::: RECORDS FOR THE TASK :::
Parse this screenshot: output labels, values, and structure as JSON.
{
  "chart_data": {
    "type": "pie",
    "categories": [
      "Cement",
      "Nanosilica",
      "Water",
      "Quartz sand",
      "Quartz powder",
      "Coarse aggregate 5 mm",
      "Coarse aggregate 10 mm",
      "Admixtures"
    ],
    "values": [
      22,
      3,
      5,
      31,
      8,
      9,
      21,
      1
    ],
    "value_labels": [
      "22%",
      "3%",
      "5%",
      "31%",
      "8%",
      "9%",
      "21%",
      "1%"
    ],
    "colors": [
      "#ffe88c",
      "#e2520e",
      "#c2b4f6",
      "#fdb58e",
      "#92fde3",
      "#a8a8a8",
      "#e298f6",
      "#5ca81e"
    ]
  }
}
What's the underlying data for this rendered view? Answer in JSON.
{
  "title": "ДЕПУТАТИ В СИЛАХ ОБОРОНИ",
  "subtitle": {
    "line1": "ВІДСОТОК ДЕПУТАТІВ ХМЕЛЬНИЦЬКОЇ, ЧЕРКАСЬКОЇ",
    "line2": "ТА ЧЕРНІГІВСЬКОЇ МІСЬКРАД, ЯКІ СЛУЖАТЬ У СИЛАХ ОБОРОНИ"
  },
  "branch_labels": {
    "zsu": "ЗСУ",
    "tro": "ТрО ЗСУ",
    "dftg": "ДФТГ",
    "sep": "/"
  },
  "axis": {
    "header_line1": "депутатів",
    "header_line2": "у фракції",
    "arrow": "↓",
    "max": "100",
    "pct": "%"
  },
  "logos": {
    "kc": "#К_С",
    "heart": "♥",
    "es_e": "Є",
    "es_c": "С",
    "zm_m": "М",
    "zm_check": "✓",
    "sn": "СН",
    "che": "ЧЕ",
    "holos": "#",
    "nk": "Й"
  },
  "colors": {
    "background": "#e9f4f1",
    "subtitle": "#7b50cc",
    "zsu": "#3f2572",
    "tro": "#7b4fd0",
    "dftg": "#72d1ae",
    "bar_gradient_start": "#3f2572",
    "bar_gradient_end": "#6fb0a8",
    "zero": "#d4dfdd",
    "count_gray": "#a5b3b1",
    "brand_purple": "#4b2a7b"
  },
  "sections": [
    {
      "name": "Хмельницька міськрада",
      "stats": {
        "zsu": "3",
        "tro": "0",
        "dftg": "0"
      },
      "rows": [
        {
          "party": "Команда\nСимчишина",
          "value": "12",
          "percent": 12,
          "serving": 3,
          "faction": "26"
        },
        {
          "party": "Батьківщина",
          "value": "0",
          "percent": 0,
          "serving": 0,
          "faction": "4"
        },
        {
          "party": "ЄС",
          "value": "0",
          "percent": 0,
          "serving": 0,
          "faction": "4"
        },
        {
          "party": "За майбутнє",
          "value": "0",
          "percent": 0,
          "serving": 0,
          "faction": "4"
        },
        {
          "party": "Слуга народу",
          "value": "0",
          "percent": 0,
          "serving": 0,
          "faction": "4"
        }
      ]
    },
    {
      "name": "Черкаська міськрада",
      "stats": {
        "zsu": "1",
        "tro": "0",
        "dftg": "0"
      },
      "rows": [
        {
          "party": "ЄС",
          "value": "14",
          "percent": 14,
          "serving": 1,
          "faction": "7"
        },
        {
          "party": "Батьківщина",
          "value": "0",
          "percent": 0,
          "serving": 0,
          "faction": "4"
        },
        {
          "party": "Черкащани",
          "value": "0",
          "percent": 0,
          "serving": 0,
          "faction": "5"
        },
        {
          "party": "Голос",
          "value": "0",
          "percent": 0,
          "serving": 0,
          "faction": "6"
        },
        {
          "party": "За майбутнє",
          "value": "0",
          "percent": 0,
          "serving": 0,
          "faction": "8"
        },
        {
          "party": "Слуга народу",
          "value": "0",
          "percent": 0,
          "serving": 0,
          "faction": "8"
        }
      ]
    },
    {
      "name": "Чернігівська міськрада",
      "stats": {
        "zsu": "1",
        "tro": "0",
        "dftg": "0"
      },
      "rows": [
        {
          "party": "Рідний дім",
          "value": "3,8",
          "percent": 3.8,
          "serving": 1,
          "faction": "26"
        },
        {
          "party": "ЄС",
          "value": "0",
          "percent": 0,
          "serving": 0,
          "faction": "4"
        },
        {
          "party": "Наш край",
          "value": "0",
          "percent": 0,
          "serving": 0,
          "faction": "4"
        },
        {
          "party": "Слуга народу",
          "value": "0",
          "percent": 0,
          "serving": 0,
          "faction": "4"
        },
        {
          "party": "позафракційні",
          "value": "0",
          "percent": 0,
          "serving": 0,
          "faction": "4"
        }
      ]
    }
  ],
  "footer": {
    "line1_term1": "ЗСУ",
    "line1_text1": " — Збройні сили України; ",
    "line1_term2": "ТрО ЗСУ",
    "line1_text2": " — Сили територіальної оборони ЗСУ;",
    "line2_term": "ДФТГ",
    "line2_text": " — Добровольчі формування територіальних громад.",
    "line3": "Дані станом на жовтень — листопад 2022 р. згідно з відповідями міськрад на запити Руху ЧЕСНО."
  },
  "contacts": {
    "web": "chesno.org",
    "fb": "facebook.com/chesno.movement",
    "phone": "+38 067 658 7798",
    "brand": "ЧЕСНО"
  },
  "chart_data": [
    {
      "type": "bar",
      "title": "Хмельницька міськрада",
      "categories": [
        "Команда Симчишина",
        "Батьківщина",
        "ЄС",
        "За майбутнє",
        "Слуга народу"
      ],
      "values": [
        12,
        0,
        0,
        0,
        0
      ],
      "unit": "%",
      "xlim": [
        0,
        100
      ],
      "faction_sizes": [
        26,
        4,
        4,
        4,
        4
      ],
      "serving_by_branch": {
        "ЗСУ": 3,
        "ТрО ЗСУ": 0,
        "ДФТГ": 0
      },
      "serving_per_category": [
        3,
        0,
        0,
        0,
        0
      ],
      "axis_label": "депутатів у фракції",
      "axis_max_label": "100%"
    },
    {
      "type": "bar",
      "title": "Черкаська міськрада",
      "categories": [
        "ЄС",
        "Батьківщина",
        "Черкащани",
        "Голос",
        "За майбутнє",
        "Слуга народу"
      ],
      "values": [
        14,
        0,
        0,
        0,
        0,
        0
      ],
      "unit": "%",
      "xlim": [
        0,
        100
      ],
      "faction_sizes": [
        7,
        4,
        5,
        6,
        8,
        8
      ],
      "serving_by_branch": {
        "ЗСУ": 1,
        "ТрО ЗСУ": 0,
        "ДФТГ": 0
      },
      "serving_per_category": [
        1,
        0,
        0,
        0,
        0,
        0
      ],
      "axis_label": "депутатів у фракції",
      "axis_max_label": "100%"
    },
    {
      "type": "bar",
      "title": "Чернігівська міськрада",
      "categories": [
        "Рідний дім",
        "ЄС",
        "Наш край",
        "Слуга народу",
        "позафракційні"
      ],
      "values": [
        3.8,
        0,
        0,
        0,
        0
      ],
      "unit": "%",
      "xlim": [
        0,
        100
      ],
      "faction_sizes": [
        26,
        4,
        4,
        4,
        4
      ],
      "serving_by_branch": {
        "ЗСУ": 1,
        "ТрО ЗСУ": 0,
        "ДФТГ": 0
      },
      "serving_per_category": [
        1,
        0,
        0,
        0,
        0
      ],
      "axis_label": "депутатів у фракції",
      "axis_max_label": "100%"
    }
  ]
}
:::
::: RECORDS FOR THE TASK :::
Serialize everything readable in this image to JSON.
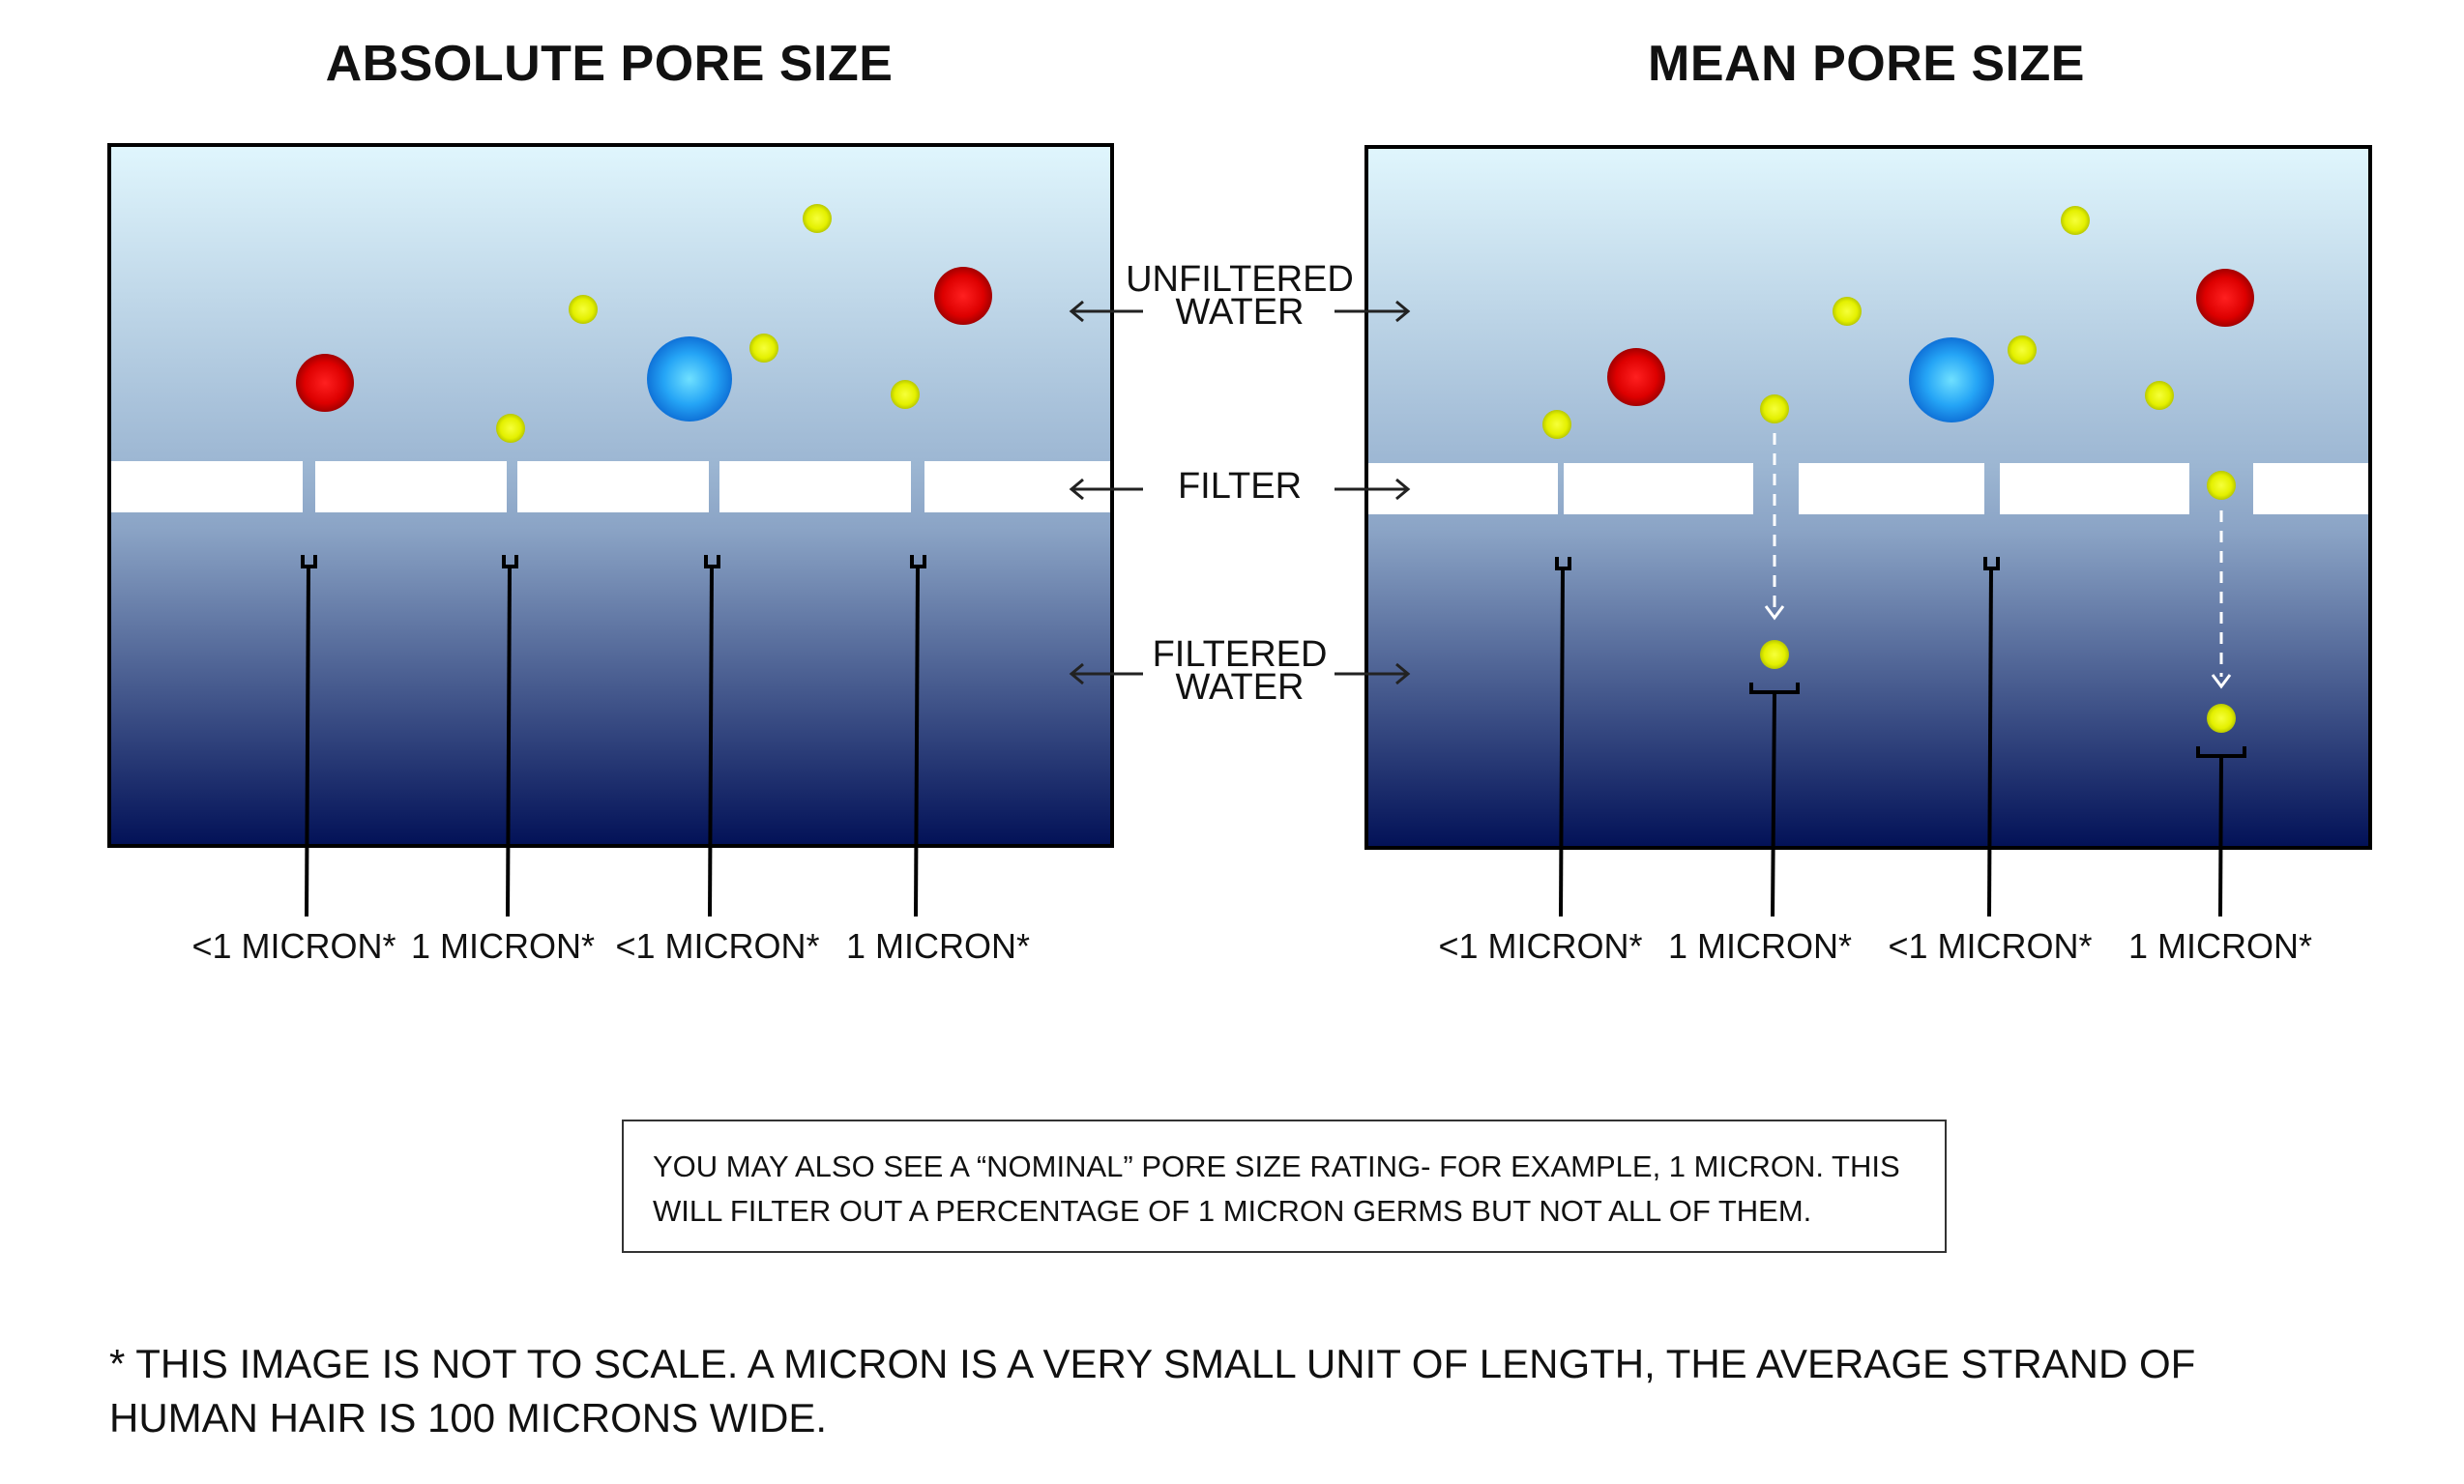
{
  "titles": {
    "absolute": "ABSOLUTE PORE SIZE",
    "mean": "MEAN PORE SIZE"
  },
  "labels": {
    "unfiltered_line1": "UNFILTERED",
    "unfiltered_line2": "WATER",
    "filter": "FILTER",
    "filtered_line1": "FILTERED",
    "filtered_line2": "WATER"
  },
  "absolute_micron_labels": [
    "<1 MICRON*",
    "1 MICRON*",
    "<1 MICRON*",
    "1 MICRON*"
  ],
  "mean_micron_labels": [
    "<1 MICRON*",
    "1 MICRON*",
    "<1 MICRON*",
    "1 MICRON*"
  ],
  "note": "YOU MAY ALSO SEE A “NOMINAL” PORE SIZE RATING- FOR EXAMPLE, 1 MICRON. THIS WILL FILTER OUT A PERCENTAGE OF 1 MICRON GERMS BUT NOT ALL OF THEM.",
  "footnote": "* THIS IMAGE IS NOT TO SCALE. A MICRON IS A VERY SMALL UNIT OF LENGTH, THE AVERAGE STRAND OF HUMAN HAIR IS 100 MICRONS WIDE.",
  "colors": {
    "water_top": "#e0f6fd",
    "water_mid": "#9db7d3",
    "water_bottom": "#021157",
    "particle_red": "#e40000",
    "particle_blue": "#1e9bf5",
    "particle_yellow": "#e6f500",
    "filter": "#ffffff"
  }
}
:::
INSTRUCTION. Collect each line of the entries that has the word "JSON", copying it in full.

WRITTEN ANSWER.
Parse this screenshot: output labels, values, and structure as JSON.
What's the underlying data for this rendered view? Answer in JSON.
Serialize everything readable in this image to JSON.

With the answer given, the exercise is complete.